Stored dataset items
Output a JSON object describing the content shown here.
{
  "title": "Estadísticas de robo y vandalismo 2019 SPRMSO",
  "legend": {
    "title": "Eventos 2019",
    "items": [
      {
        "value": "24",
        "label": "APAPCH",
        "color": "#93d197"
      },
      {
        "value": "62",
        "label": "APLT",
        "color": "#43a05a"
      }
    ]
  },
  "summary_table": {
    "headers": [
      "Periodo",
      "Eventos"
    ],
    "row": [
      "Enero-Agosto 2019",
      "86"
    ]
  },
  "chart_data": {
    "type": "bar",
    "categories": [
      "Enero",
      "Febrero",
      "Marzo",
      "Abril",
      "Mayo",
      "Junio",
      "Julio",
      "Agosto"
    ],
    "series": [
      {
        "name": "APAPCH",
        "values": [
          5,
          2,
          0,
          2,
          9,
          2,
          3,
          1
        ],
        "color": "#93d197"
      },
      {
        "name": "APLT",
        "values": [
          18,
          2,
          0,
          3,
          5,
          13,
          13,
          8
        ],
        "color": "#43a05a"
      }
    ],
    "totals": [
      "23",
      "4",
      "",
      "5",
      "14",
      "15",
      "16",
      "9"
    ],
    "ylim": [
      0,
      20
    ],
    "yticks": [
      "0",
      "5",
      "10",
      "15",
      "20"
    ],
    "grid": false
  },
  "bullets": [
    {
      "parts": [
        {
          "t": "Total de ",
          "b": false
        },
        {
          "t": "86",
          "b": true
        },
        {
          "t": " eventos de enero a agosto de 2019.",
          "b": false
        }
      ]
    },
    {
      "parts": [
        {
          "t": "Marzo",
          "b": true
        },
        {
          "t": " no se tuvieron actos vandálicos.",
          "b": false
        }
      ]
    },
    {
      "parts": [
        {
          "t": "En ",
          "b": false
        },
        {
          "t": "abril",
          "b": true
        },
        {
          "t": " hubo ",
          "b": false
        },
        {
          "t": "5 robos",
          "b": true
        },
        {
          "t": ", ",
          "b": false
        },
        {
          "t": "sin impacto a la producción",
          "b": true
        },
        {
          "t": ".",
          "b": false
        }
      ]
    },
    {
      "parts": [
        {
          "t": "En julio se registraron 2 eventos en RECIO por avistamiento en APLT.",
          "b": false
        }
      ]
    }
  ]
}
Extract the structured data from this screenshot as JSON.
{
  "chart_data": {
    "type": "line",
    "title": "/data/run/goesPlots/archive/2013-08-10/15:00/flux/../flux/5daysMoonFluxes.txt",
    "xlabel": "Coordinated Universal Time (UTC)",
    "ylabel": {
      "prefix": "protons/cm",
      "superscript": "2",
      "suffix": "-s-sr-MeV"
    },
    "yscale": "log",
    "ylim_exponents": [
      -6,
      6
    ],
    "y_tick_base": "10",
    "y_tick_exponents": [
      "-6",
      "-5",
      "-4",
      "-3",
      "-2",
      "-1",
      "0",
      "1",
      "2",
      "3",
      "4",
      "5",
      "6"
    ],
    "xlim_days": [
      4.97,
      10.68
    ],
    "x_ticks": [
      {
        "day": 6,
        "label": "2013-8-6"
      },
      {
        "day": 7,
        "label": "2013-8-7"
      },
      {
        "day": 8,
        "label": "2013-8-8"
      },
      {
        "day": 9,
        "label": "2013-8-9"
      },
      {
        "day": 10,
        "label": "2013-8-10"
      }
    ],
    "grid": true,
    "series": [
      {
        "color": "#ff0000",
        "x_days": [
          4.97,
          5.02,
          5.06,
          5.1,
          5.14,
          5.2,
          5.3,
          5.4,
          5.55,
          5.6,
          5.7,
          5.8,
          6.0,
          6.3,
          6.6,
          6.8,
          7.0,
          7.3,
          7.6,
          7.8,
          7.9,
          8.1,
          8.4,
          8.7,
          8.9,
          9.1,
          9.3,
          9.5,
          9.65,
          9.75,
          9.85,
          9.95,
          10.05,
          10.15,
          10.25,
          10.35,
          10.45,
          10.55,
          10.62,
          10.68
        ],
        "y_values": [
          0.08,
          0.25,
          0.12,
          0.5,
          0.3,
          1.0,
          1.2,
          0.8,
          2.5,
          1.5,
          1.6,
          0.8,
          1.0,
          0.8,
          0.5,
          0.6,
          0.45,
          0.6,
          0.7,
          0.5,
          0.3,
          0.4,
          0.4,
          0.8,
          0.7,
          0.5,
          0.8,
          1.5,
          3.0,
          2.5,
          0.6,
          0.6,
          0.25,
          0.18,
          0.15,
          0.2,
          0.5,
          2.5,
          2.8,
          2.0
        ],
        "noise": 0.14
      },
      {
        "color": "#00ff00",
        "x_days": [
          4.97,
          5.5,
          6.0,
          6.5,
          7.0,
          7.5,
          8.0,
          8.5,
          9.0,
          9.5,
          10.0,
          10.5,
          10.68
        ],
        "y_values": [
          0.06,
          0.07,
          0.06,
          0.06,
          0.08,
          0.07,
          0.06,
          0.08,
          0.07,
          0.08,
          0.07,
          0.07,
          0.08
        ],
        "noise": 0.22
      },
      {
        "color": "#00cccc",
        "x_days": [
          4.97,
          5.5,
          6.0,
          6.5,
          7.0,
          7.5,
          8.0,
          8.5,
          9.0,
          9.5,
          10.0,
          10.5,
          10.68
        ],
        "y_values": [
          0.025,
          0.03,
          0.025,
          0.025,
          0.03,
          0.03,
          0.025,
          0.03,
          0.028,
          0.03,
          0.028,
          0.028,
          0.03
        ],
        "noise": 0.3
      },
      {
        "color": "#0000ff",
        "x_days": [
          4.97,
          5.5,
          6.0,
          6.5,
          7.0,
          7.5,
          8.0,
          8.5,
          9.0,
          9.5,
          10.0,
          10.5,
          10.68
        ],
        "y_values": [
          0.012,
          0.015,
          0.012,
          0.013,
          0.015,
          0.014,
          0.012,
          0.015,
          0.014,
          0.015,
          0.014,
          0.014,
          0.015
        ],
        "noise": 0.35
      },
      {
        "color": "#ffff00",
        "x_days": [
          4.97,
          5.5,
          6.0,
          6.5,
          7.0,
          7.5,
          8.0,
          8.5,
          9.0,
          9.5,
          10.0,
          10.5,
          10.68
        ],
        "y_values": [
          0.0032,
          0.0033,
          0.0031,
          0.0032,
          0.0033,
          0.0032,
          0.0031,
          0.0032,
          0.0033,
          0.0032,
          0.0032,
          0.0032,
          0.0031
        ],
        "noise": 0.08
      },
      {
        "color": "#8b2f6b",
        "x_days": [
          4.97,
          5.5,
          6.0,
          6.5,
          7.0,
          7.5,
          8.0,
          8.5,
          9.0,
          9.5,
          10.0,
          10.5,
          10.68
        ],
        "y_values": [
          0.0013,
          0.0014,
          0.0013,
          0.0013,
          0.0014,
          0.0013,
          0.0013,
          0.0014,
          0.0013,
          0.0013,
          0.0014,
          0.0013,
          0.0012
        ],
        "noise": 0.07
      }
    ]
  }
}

**WHAT YOU WILL DO:** Give every line of the material again, exactly as it reads.

**ANSWER TO THIS EXERCISE:**
Output a JSON object describing the content shown here.
{
  "title": "Estadísticas de robo y vandalismo 2019 SPRMSO",
  "legend": {
    "title": "Eventos 2019",
    "items": [
      {
        "value": "24",
        "label": "APAPCH",
        "color": "#93d197"
      },
      {
        "value": "62",
        "label": "APLT",
        "color": "#43a05a"
      }
    ]
  },
  "summary_table": {
    "headers": [
      "Periodo",
      "Eventos"
    ],
    "row": [
      "Enero-Agosto 2019",
      "86"
    ]
  },
  "chart_data": {
    "type": "bar",
    "categories": [
      "Enero",
      "Febrero",
      "Marzo",
      "Abril",
      "Mayo",
      "Junio",
      "Julio",
      "Agosto"
    ],
    "series": [
      {
        "name": "APAPCH",
        "values": [
          5,
          2,
          0,
          2,
          9,
          2,
          3,
          1
        ],
        "color": "#93d197"
      },
      {
        "name": "APLT",
        "values": [
          18,
          2,
          0,
          3,
          5,
          13,
          13,
          8
        ],
        "color": "#43a05a"
      }
    ],
    "totals": [
      "23",
      "4",
      "",
      "5",
      "14",
      "15",
      "16",
      "9"
    ],
    "ylim": [
      0,
      20
    ],
    "yticks": [
      "0",
      "5",
      "10",
      "15",
      "20"
    ],
    "grid": false
  },
  "bullets": [
    {
      "parts": [
        {
          "t": "Total de ",
          "b": false
        },
        {
          "t": "86",
          "b": true
        },
        {
          "t": " eventos de enero a agosto de 2019.",
          "b": false
        }
      ]
    },
    {
      "parts": [
        {
          "t": "Marzo",
          "b": true
        },
        {
          "t": " no se tuvieron actos vandálicos.",
          "b": false
        }
      ]
    },
    {
      "parts": [
        {
          "t": "En ",
          "b": false
        },
        {
          "t": "abril",
          "b": true
        },
        {
          "t": " hubo ",
          "b": false
        },
        {
          "t": "5 robos",
          "b": true
        },
        {
          "t": ", ",
          "b": false
        },
        {
          "t": "sin impacto a la producción",
          "b": true
        },
        {
          "t": ".",
          "b": false
        }
      ]
    },
    {
      "parts": [
        {
          "t": "En julio se registraron 2 eventos en RECIO por avistamiento en APLT.",
          "b": false
        }
      ]
    }
  ]
}
Extract the structured data from this screenshot as JSON.
{
  "chart_data": {
    "type": "line",
    "title": "/data/run/goesPlots/archive/2013-08-10/15:00/flux/../flux/5daysMoonFluxes.txt",
    "xlabel": "Coordinated Universal Time (UTC)",
    "ylabel": {
      "prefix": "protons/cm",
      "superscript": "2",
      "suffix": "-s-sr-MeV"
    },
    "yscale": "log",
    "ylim_exponents": [
      -6,
      6
    ],
    "y_tick_base": "10",
    "y_tick_exponents": [
      "-6",
      "-5",
      "-4",
      "-3",
      "-2",
      "-1",
      "0",
      "1",
      "2",
      "3",
      "4",
      "5",
      "6"
    ],
    "xlim_days": [
      4.97,
      10.68
    ],
    "x_ticks": [
      {
        "day": 6,
        "label": "2013-8-6"
      },
      {
        "day": 7,
        "label": "2013-8-7"
      },
      {
        "day": 8,
        "label": "2013-8-8"
      },
      {
        "day": 9,
        "label": "2013-8-9"
      },
      {
        "day": 10,
        "label": "2013-8-10"
      }
    ],
    "grid": true,
    "series": [
      {
        "color": "#ff0000",
        "x_days": [
          4.97,
          5.02,
          5.06,
          5.1,
          5.14,
          5.2,
          5.3,
          5.4,
          5.55,
          5.6,
          5.7,
          5.8,
          6.0,
          6.3,
          6.6,
          6.8,
          7.0,
          7.3,
          7.6,
          7.8,
          7.9,
          8.1,
          8.4,
          8.7,
          8.9,
          9.1,
          9.3,
          9.5,
          9.65,
          9.75,
          9.85,
          9.95,
          10.05,
          10.15,
          10.25,
          10.35,
          10.45,
          10.55,
          10.62,
          10.68
        ],
        "y_values": [
          0.08,
          0.25,
          0.12,
          0.5,
          0.3,
          1.0,
          1.2,
          0.8,
          2.5,
          1.5,
          1.6,
          0.8,
          1.0,
          0.8,
          0.5,
          0.6,
          0.45,
          0.6,
          0.7,
          0.5,
          0.3,
          0.4,
          0.4,
          0.8,
          0.7,
          0.5,
          0.8,
          1.5,
          3.0,
          2.5,
          0.6,
          0.6,
          0.25,
          0.18,
          0.15,
          0.2,
          0.5,
          2.5,
          2.8,
          2.0
        ],
        "noise": 0.14
      },
      {
        "color": "#00ff00",
        "x_days": [
          4.97,
          5.5,
          6.0,
          6.5,
          7.0,
          7.5,
          8.0,
          8.5,
          9.0,
          9.5,
          10.0,
          10.5,
          10.68
        ],
        "y_values": [
          0.06,
          0.07,
          0.06,
          0.06,
          0.08,
          0.07,
          0.06,
          0.08,
          0.07,
          0.08,
          0.07,
          0.07,
          0.08
        ],
        "noise": 0.22
      },
      {
        "color": "#00cccc",
        "x_days": [
          4.97,
          5.5,
          6.0,
          6.5,
          7.0,
          7.5,
          8.0,
          8.5,
          9.0,
          9.5,
          10.0,
          10.5,
          10.68
        ],
        "y_values": [
          0.025,
          0.03,
          0.025,
          0.025,
          0.03,
          0.03,
          0.025,
          0.03,
          0.028,
          0.03,
          0.028,
          0.028,
          0.03
        ],
        "noise": 0.3
      },
      {
        "color": "#0000ff",
        "x_days": [
          4.97,
          5.5,
          6.0,
          6.5,
          7.0,
          7.5,
          8.0,
          8.5,
          9.0,
          9.5,
          10.0,
          10.5,
          10.68
        ],
        "y_values": [
          0.012,
          0.015,
          0.012,
          0.013,
          0.015,
          0.014,
          0.012,
          0.015,
          0.014,
          0.015,
          0.014,
          0.014,
          0.015
        ],
        "noise": 0.35
      },
      {
        "color": "#ffff00",
        "x_days": [
          4.97,
          5.5,
          6.0,
          6.5,
          7.0,
          7.5,
          8.0,
          8.5,
          9.0,
          9.5,
          10.0,
          10.5,
          10.68
        ],
        "y_values": [
          0.0032,
          0.0033,
          0.0031,
          0.0032,
          0.0033,
          0.0032,
          0.0031,
          0.0032,
          0.0033,
          0.0032,
          0.0032,
          0.0032,
          0.0031
        ],
        "noise": 0.08
      },
      {
        "color": "#8b2f6b",
        "x_days": [
          4.97,
          5.5,
          6.0,
          6.5,
          7.0,
          7.5,
          8.0,
          8.5,
          9.0,
          9.5,
          10.0,
          10.5,
          10.68
        ],
        "y_values": [
          0.0013,
          0.0014,
          0.0013,
          0.0013,
          0.0014,
          0.0013,
          0.0013,
          0.0014,
          0.0013,
          0.0013,
          0.0014,
          0.0013,
          0.0012
        ],
        "noise": 0.07
      }
    ]
  }
}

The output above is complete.